* Document segment:
•••••
Op 22-07-11 17:06, David Mintz schreef:
On Thu, Jul 21, 2011 at 5:19 PM, Bart McLeod<[email protected]>  wrote:

My wild guess is that you should override addMultiOptions in a custom
select element so that you can add the class attribs.
-Bart

Op 21-07-11 21:49, David Mintz schreef:

   From my googling I see that this has been asked, and there's no really
easy
answer, and none of the few answers I found work for my case.

Basically, you have a label, a value and a category signified by the css
class.  I want the output to be something like

        <option label="apple" class="fruit" value="1">apple</option>
       <option label="spinach" class="vegetable" value="w">spinach</option>
       <option label="salmon" class="fish" value="1">salmon</option>

And yes, I know there are option groups for organizing OPTION elements
into
a hierarchy, but I have my reasons for not wanting to go there.

This will all come from a database. In high-level terms, how would you
suggest approaching this? What classes/methods would you look into
overriding?

The purpose is to do fancy tricks using jQuery -- I need to detect the
"category" on the change event. I can think of ways of hacking around
this,
e.g., load a JSON data structure that maps ids to categories and refer to
that as needed. But... any other ideas?
•••••
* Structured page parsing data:

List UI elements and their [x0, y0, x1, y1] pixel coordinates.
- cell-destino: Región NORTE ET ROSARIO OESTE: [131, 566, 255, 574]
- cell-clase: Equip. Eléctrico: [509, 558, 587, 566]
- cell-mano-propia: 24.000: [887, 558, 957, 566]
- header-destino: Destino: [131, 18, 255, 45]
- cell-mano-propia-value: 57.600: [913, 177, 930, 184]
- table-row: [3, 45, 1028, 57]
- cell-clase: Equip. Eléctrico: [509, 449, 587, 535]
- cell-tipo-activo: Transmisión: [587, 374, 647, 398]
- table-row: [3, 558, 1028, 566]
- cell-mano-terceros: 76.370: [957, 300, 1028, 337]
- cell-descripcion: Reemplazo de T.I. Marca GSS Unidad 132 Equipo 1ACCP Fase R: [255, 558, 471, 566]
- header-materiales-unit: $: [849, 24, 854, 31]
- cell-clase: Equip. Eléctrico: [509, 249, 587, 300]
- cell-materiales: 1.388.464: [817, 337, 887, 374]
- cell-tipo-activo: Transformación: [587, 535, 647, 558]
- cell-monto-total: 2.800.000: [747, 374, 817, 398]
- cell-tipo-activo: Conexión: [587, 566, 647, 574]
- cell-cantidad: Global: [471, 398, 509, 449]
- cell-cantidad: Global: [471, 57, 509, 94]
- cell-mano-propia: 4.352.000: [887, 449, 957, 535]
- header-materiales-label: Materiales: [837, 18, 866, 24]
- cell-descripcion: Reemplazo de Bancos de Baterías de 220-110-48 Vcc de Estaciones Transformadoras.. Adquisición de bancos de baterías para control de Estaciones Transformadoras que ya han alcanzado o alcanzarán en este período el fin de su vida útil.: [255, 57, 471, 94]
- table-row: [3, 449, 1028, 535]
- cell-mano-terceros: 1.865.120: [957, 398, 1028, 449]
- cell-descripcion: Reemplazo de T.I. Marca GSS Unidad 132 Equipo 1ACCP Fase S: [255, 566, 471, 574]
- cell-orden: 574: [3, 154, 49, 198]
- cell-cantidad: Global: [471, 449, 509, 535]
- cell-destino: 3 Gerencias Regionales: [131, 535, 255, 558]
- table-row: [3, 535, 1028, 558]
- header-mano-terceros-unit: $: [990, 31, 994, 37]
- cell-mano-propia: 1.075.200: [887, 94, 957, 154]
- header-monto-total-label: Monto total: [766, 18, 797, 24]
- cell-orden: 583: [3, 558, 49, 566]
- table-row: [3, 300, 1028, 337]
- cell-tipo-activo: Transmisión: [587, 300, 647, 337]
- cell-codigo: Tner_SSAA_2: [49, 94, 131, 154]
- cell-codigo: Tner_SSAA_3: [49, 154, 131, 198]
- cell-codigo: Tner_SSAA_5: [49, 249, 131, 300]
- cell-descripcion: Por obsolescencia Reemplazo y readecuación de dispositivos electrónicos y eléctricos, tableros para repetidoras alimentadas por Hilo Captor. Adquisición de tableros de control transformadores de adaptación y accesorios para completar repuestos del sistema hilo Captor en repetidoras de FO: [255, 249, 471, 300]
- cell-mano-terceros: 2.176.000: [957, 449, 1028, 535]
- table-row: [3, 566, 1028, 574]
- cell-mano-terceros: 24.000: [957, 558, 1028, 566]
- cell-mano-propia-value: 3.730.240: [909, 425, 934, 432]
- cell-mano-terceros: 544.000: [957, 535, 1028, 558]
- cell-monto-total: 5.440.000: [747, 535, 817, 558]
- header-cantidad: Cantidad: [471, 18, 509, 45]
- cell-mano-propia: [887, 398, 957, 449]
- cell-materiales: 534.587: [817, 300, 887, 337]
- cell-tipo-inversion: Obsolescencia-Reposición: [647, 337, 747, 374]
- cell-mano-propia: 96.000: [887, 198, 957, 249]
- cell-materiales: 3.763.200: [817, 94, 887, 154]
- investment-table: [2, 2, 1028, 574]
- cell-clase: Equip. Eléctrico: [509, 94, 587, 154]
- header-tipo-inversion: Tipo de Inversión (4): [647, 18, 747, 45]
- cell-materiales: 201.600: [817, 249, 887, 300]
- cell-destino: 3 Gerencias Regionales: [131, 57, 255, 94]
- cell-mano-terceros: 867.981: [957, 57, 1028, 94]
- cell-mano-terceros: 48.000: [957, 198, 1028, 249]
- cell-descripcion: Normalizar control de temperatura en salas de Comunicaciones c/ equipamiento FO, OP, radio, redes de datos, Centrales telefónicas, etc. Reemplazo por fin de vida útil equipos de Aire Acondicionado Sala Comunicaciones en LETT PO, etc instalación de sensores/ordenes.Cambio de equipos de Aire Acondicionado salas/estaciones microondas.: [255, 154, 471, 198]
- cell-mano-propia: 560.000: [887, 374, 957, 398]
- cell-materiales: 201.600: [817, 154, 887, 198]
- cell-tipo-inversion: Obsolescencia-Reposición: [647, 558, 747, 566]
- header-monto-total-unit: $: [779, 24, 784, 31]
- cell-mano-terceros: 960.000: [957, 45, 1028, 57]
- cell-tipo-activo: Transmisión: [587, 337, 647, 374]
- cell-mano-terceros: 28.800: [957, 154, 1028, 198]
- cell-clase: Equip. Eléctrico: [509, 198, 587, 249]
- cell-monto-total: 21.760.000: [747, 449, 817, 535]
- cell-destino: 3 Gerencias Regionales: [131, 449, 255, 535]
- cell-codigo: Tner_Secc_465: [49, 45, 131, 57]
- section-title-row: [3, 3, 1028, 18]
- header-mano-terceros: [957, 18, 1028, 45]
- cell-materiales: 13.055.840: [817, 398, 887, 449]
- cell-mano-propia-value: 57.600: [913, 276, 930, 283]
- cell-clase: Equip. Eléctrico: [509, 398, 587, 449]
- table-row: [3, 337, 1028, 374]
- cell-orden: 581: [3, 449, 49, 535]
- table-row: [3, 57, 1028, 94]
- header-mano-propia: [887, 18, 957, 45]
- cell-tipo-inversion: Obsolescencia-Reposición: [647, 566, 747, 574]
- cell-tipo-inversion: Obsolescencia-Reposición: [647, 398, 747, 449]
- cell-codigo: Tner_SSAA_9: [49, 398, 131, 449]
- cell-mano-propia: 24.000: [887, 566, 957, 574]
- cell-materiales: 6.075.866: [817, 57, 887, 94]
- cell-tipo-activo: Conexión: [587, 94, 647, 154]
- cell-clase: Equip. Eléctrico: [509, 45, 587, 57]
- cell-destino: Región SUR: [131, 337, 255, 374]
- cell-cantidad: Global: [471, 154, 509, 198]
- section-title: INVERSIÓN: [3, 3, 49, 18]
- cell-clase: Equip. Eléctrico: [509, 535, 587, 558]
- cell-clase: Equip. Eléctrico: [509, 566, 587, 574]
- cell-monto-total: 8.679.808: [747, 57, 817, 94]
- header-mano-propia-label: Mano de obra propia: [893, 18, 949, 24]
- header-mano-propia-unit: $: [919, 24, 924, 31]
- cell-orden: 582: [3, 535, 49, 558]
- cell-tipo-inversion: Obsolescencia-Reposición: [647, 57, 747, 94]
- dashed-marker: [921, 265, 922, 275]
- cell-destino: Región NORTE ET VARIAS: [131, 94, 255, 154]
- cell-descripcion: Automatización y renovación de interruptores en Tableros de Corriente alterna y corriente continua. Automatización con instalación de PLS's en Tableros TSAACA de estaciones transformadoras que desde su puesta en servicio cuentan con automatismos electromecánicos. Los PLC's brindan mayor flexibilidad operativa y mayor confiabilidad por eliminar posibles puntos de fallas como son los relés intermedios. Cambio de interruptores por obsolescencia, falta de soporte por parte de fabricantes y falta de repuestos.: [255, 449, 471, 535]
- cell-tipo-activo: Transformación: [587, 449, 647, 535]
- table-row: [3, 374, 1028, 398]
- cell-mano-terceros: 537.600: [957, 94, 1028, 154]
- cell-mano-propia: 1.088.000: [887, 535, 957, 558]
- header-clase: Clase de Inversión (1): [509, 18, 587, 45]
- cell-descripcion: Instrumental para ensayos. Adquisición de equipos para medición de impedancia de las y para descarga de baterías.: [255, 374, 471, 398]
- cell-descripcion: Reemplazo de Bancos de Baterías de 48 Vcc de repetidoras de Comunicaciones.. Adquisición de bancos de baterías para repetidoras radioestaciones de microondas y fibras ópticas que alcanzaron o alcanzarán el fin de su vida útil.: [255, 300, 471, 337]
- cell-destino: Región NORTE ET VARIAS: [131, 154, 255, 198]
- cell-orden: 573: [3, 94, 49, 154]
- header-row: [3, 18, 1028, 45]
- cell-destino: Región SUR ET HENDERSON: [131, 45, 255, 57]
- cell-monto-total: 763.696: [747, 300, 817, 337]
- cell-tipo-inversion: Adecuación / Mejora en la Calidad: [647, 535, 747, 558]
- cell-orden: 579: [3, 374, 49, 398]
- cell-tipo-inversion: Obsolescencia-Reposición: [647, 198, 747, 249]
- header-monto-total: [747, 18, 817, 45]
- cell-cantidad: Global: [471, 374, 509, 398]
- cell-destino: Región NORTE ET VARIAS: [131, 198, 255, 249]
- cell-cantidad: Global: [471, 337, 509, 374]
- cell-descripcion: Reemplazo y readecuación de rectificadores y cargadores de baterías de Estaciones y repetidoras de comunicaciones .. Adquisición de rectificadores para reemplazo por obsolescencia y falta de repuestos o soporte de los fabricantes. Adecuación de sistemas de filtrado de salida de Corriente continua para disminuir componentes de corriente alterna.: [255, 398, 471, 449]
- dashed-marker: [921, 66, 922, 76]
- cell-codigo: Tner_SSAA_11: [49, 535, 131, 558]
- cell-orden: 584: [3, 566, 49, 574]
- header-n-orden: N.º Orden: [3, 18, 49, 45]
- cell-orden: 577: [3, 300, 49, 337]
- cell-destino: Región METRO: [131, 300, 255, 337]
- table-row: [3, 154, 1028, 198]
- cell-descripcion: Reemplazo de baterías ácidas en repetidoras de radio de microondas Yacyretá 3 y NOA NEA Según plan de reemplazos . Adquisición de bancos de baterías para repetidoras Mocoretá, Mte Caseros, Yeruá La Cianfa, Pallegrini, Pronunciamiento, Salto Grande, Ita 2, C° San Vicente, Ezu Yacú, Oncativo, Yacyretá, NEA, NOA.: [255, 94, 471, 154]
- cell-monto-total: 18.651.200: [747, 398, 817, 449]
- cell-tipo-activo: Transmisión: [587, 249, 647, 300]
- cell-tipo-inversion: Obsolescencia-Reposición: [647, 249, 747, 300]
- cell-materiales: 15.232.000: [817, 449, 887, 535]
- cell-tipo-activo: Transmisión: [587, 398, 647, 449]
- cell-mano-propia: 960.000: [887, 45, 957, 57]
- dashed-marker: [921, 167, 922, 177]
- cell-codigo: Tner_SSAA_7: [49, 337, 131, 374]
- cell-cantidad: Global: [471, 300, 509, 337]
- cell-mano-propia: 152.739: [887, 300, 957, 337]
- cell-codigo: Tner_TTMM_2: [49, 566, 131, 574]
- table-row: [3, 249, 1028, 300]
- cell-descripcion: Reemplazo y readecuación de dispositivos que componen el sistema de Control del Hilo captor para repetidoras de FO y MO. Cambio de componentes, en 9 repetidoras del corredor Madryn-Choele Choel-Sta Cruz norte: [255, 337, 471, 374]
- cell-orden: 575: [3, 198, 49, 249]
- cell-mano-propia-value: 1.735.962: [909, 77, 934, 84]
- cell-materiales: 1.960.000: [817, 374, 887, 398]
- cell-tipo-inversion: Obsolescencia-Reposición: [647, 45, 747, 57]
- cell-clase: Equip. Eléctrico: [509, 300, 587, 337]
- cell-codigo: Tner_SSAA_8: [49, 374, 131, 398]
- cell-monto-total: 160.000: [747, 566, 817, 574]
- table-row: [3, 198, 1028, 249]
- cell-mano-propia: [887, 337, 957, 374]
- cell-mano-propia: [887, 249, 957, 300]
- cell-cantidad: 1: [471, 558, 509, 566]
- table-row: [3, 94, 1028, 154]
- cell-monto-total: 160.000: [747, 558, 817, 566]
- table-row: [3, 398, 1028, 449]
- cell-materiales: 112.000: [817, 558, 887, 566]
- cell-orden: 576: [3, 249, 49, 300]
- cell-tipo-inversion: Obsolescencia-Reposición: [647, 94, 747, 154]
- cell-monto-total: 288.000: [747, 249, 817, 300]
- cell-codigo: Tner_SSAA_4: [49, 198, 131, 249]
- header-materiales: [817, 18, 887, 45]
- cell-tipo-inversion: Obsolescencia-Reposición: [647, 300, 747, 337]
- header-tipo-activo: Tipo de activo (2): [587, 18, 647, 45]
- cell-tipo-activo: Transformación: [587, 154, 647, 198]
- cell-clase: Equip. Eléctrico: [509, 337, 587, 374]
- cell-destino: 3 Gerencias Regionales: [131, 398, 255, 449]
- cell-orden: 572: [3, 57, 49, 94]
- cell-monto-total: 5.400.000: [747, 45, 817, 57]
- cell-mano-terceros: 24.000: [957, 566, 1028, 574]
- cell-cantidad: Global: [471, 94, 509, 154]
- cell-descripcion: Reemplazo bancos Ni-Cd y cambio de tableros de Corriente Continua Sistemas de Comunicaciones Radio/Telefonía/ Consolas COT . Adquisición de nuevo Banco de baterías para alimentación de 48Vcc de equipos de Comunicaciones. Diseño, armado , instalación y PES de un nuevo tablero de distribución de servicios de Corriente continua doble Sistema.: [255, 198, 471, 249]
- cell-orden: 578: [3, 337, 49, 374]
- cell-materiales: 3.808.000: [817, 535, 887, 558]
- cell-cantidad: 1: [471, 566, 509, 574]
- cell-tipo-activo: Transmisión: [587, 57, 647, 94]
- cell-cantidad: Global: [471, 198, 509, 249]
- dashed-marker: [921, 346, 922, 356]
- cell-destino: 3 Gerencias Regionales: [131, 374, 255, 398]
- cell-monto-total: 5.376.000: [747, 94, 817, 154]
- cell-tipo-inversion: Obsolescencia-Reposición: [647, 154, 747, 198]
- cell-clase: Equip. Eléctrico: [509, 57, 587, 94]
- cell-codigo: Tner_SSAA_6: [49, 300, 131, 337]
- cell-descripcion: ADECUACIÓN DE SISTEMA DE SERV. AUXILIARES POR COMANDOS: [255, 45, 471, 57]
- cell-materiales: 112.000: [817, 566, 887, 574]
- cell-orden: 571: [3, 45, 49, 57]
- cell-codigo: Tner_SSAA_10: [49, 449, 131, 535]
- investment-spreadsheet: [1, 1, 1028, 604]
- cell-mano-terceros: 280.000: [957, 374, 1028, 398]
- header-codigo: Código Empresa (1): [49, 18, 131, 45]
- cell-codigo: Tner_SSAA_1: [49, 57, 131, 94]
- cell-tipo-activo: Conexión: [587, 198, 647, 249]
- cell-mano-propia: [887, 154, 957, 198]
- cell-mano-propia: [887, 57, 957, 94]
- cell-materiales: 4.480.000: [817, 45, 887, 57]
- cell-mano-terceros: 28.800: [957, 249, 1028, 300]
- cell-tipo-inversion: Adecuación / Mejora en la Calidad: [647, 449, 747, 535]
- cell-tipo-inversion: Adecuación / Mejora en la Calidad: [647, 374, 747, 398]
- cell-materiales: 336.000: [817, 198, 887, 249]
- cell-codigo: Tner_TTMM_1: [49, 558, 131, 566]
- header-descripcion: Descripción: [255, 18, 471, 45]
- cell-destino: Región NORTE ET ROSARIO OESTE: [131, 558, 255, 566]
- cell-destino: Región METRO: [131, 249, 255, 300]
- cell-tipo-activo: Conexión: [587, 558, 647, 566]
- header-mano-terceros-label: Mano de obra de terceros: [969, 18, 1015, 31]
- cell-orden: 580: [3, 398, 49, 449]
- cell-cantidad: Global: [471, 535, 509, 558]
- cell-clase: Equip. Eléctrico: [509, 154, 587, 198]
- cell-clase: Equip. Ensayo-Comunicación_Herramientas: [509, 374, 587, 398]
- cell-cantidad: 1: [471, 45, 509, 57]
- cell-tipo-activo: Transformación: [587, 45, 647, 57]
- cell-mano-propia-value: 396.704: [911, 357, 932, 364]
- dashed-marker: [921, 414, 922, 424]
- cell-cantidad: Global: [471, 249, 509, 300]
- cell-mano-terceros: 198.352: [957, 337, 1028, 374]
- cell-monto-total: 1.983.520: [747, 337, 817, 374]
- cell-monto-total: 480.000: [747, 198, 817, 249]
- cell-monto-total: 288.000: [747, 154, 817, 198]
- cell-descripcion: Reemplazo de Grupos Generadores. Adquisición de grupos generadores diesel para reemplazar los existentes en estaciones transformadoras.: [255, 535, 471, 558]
•••••
* Aim of the exercise:
Copy the part of the email thread on select options above between "The purpose is" and "any other ideas?", inclusive.

* Result:
The purpose is to do fancy tricks using jQuery -- I need to detect the
"category" on the change event. I can think of ways of hacking around
this,
e.g., load a JSON data structure that maps ids to categories and refer to
that as needed. But... any other ideas?